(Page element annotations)
****************

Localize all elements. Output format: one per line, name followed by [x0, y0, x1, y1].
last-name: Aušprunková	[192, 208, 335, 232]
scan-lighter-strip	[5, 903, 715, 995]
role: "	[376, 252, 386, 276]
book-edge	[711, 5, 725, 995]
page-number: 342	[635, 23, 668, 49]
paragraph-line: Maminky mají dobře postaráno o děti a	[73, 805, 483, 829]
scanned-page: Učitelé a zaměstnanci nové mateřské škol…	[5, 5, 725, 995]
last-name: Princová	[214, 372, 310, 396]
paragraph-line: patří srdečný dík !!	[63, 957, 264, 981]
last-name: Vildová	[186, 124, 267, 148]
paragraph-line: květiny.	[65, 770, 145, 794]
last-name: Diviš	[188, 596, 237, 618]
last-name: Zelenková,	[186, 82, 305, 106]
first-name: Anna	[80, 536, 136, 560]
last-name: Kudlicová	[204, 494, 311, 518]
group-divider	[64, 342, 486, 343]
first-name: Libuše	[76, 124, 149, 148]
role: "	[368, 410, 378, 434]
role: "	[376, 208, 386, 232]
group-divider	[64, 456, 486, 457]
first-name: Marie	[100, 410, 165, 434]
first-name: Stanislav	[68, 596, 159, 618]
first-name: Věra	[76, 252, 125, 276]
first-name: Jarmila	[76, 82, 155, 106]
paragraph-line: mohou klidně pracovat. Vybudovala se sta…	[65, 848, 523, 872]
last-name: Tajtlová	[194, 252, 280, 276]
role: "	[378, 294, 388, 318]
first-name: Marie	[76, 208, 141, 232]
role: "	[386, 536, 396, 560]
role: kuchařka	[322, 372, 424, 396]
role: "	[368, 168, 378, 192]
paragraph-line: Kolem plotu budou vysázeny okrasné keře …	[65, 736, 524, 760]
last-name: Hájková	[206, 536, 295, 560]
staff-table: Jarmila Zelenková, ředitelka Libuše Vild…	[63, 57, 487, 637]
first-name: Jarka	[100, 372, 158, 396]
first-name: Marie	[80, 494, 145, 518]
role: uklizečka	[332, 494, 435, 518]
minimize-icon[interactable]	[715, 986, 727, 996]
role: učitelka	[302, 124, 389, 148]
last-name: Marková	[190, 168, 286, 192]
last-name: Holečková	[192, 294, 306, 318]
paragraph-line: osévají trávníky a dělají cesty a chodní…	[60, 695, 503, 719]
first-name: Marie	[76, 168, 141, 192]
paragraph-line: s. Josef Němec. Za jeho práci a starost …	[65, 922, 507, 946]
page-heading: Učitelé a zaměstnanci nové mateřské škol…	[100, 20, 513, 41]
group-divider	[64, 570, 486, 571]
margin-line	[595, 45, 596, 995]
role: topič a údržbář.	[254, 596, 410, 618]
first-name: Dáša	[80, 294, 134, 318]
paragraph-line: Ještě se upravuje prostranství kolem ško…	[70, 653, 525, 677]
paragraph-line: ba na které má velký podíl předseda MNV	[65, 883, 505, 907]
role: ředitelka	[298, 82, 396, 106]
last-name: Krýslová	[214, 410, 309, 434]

****************

Recast the items above as a JSON list of strings, one string per line and no entries for blank lines.

[
  "Localize all elements. Output format: one per line, name followed by [x0, y0, x1, y1].",
  "last-name: Aušprunková\t[192, 208, 335, 232]",
  "scan-lighter-strip\t[5, 903, 715, 995]",
  "role: \"\t[376, 252, 386, 276]",
  "book-edge\t[711, 5, 725, 995]",
  "page-number: 342\t[635, 23, 668, 49]",
  "paragraph-line: Maminky mají dobře postaráno o děti a\t[73, 805, 483, 829]",
  "scanned-page: Učitelé a zaměstnanci nové mateřské škol…\t[5, 5, 725, 995]",
  "last-name: Princová\t[214, 372, 310, 396]",
  "paragraph-line: patří srdečný dík !!\t[63, 957, 264, 981]",
  "last-name: Vildová\t[186, 124, 267, 148]",
  "paragraph-line: květiny.\t[65, 770, 145, 794]",
  "last-name: Diviš\t[188, 596, 237, 618]",
  "last-name: Zelenková,\t[186, 82, 305, 106]",
  "first-name: Anna\t[80, 536, 136, 560]",
  "last-name: Kudlicová\t[204, 494, 311, 518]",
  "group-divider\t[64, 342, 486, 343]",
  "first-name: Libuše\t[76, 124, 149, 148]",
  "role: \"\t[368, 410, 378, 434]",
  "role: \"\t[376, 208, 386, 232]",
  "group-divider\t[64, 456, 486, 457]",
  "first-name: Marie\t[100, 410, 165, 434]",
  "first-name: Stanislav\t[68, 596, 159, 618]",
  "first-name: Věra\t[76, 252, 125, 276]",
  "first-name: Jarmila\t[76, 82, 155, 106]",
  "paragraph-line: mohou klidně pracovat. Vybudovala se sta…\t[65, 848, 523, 872]",
  "last-name: Tajtlová\t[194, 252, 280, 276]",
  "role: \"\t[378, 294, 388, 318]",
  "first-name: Marie\t[76, 208, 141, 232]",
  "role: \"\t[386, 536, 396, 560]",
  "role: kuchařka\t[322, 372, 424, 396]",
  "role: \"\t[368, 168, 378, 192]",
  "paragraph-line: Kolem plotu budou vysázeny okrasné keře …\t[65, 736, 524, 760]",
  "last-name: Hájková\t[206, 536, 295, 560]",
  "staff-table: Jarmila Zelenková, ředitelka Libuše Vild…\t[63, 57, 487, 637]",
  "first-name: Jarka\t[100, 372, 158, 396]",
  "first-name: Marie\t[80, 494, 145, 518]",
  "role: uklizečka\t[332, 494, 435, 518]",
  "minimize-icon[interactable]\t[715, 986, 727, 996]",
  "role: učitelka\t[302, 124, 389, 148]",
  "last-name: Marková\t[190, 168, 286, 192]",
  "last-name: Holečková\t[192, 294, 306, 318]",
  "paragraph-line: osévají trávníky a dělají cesty a chodní…\t[60, 695, 503, 719]",
  "first-name: Marie\t[76, 168, 141, 192]",
  "paragraph-line: s. Josef Němec. Za jeho práci a starost …\t[65, 922, 507, 946]",
  "page-heading: Učitelé a zaměstnanci nové mateřské škol…\t[100, 20, 513, 41]",
  "group-divider\t[64, 570, 486, 571]",
  "margin-line\t[595, 45, 596, 995]",
  "role: topič a údržbář.\t[254, 596, 410, 618]",
  "first-name: Dáša\t[80, 294, 134, 318]",
  "paragraph-line: Ještě se upravuje prostranství kolem ško…\t[70, 653, 525, 677]",
  "paragraph-line: ba na které má velký podíl předseda MNV\t[65, 883, 505, 907]",
  "role: ředitelka\t[298, 82, 396, 106]",
  "last-name: Krýslová\t[214, 410, 309, 434]"
]